29 de agosto de 2007

Correspondencia Fedora - Goti (1)

Feliz Fedora,

¡El mundo es grande y yo soy tan pequeño!

He abierto puertas, en este estío de calor huidizo, que nunca llegarán a cerrarse; como llagas; como frutas maduras henchidas por el sol.

Salí al camino del verano cargado de libros como quien lleva al hombro un macuto de ilusiones. Una cifra inabarcable de títulos conjuraba un despropósito imposible, una utopía de lecturas que se iban amontonando bajo el peso de páginas de lavas y de luces.

Sobre los juegos malabares de un tablero pintado a tiza entre los adoquines, sobre esa rayuela de vértigos y calles, de sombras y de jazz, se crispó la voz enrevesada de un ruso llamado Vladimir que alardeaba de ardores y de árboles en pic-nics atravesados por pedazos de sol, en hierbas reverdecidas bajo el peso de dos dulces cuerpos sedientos de sí mismos, del olor de la piel húmeda regresando al gemido de la boca en ruinas, de aquella Terra que ya no habitaré con la misma ingenuidad de un sexo impúber o con la redondez inocente, blanca, aureolada de dos ocres blanduras nacaradas todavía tímidas: tus ocres blancuras, Ada, querida Ada, oh dulce Ada de secretas recompensas.

++++++

◆ Objetivo ◆
Vuelve a escribir el pasaje de la carta entre "He abierto puertas, en" y "y de luces.", ambos incluidos, actualizado con "morral" en lugar de "macuto".

++++++

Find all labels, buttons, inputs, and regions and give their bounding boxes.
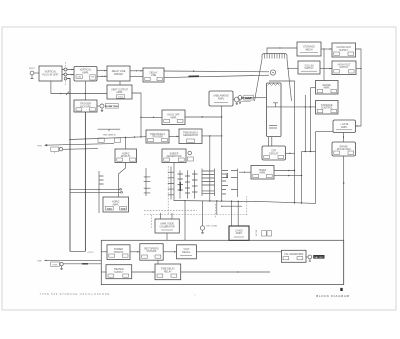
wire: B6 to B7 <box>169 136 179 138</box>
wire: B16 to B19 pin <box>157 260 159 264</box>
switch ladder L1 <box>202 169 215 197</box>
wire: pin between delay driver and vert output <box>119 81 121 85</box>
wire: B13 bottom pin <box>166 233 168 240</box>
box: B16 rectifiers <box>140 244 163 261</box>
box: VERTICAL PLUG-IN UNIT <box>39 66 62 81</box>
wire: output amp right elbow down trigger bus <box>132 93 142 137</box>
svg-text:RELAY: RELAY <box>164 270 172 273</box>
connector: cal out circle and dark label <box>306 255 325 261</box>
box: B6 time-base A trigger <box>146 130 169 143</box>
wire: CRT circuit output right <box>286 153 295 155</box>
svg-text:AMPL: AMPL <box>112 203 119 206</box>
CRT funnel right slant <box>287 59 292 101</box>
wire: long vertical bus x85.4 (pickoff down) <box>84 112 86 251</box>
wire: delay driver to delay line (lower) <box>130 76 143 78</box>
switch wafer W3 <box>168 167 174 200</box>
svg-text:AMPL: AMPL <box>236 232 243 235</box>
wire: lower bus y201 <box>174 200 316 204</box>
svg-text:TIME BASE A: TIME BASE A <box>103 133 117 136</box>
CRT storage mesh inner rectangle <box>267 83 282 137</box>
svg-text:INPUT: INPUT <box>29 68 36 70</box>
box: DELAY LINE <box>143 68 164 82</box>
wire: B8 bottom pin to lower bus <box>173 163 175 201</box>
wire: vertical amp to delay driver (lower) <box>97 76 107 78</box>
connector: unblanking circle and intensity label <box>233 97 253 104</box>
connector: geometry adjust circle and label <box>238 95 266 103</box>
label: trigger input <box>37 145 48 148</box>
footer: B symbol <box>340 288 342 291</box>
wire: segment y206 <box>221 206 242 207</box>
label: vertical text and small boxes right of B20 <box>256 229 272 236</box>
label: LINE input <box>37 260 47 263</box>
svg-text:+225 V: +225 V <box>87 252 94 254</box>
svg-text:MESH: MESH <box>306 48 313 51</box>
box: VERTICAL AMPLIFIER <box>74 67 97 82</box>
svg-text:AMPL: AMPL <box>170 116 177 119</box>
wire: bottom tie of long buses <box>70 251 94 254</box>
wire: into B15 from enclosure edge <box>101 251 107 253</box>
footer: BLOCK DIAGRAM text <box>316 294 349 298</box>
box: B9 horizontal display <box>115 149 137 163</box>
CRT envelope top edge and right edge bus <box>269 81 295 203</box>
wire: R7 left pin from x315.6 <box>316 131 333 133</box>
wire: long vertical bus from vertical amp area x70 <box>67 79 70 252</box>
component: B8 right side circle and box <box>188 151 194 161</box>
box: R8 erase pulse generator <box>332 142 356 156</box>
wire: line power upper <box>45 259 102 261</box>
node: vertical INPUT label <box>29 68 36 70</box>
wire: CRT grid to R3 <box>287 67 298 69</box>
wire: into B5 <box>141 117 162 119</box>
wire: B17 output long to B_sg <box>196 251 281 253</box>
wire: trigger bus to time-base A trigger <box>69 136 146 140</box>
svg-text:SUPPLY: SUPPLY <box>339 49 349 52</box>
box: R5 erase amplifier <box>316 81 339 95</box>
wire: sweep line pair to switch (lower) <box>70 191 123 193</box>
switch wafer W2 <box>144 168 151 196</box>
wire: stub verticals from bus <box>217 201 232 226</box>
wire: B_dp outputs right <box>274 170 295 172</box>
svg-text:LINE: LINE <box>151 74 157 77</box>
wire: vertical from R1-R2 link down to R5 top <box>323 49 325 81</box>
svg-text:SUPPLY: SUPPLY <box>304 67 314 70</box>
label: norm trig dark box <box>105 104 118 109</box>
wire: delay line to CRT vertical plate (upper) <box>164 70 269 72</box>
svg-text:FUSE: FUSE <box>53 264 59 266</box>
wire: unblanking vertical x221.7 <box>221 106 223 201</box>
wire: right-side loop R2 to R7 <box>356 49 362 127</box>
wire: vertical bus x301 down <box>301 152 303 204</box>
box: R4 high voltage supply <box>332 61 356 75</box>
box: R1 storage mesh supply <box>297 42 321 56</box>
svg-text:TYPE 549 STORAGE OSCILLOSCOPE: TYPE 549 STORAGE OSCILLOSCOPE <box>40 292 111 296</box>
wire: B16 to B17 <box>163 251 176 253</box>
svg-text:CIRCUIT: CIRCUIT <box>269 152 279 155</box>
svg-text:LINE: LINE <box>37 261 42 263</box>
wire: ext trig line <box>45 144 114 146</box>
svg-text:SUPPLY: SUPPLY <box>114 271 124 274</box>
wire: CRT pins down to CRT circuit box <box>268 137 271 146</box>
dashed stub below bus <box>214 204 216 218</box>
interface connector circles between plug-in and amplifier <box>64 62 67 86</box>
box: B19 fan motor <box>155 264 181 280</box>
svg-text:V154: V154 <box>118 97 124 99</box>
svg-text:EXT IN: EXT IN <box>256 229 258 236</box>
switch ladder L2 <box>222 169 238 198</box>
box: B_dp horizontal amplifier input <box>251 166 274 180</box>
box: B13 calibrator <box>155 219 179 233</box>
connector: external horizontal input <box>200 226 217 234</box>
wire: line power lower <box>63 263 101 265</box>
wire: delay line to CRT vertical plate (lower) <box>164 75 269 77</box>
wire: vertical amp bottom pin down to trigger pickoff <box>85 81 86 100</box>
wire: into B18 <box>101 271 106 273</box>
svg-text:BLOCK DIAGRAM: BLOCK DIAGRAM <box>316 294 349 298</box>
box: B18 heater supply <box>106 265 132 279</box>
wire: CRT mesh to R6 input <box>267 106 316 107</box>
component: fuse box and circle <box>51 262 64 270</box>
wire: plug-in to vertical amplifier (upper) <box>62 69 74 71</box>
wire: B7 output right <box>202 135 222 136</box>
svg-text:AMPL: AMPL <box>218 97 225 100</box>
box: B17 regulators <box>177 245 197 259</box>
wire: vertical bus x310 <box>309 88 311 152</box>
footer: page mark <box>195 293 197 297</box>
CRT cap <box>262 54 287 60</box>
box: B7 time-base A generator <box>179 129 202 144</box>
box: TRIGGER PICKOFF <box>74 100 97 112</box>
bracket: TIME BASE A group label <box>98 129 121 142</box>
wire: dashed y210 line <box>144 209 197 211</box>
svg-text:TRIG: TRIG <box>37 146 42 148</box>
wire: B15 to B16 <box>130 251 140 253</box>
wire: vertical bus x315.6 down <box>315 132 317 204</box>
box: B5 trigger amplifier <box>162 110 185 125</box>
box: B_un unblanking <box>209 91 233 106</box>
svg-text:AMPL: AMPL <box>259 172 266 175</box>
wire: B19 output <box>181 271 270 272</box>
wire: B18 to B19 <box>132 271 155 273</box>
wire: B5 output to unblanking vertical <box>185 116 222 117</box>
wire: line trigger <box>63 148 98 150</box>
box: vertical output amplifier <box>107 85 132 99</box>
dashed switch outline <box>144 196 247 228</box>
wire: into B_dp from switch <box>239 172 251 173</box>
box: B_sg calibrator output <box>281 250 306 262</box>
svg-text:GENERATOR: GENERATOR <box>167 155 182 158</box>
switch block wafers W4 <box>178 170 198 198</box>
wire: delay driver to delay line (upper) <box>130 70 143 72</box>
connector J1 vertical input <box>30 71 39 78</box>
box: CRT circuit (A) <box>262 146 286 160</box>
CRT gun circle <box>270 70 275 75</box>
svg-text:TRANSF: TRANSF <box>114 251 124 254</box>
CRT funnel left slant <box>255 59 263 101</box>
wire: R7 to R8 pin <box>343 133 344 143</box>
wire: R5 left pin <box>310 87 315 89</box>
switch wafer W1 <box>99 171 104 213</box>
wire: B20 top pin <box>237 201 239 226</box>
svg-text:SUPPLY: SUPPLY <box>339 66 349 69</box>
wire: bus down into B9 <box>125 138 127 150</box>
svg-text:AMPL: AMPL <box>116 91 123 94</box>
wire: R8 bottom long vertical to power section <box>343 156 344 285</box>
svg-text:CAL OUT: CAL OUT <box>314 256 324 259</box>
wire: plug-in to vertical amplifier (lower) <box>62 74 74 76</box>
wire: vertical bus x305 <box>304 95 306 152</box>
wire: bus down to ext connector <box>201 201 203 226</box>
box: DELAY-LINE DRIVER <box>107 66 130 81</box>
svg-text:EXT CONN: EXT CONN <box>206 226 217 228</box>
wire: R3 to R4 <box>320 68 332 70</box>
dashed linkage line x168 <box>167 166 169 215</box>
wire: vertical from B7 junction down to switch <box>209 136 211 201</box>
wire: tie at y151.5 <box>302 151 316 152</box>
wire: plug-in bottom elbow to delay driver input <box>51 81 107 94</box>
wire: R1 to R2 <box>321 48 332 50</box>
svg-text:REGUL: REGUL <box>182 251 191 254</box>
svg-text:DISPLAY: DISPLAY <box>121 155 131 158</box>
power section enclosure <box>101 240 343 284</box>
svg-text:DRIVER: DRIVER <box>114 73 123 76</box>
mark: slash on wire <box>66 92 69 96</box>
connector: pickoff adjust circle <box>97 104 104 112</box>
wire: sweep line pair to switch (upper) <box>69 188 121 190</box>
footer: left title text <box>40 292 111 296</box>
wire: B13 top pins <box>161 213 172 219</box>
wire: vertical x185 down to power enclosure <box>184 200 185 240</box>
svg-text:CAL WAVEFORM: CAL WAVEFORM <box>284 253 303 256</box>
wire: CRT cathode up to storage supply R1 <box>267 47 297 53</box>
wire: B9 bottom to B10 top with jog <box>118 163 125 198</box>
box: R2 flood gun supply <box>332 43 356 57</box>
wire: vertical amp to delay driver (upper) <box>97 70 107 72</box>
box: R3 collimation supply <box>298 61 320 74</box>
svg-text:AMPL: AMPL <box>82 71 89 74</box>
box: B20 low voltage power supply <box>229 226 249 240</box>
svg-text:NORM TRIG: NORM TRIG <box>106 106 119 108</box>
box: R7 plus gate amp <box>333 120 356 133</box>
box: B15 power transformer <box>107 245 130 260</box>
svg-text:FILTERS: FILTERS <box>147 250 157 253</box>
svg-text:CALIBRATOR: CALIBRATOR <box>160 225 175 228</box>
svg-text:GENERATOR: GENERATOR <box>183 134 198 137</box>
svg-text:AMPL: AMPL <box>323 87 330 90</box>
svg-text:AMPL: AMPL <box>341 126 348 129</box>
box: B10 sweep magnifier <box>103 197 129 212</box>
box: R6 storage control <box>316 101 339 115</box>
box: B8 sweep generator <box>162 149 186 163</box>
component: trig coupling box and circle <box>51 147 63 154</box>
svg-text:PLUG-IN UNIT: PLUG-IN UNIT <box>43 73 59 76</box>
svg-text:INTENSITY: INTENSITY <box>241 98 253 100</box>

++++++

◆ Respuesta ◆
He abierto puertas, en este estío de calor huidizo, que nunca llegarán a cerrarse; como llagas; como frutas maduras henchidas por el sol.

Salí al camino del verano cargado de libros como quien lleva al hombro un morral de ilusiones. Una cifra inabarcable de títulos conjuraba un despropósito imposible, una utopía de lecturas que se iban amontonando bajo el peso de páginas de lavas y de luces.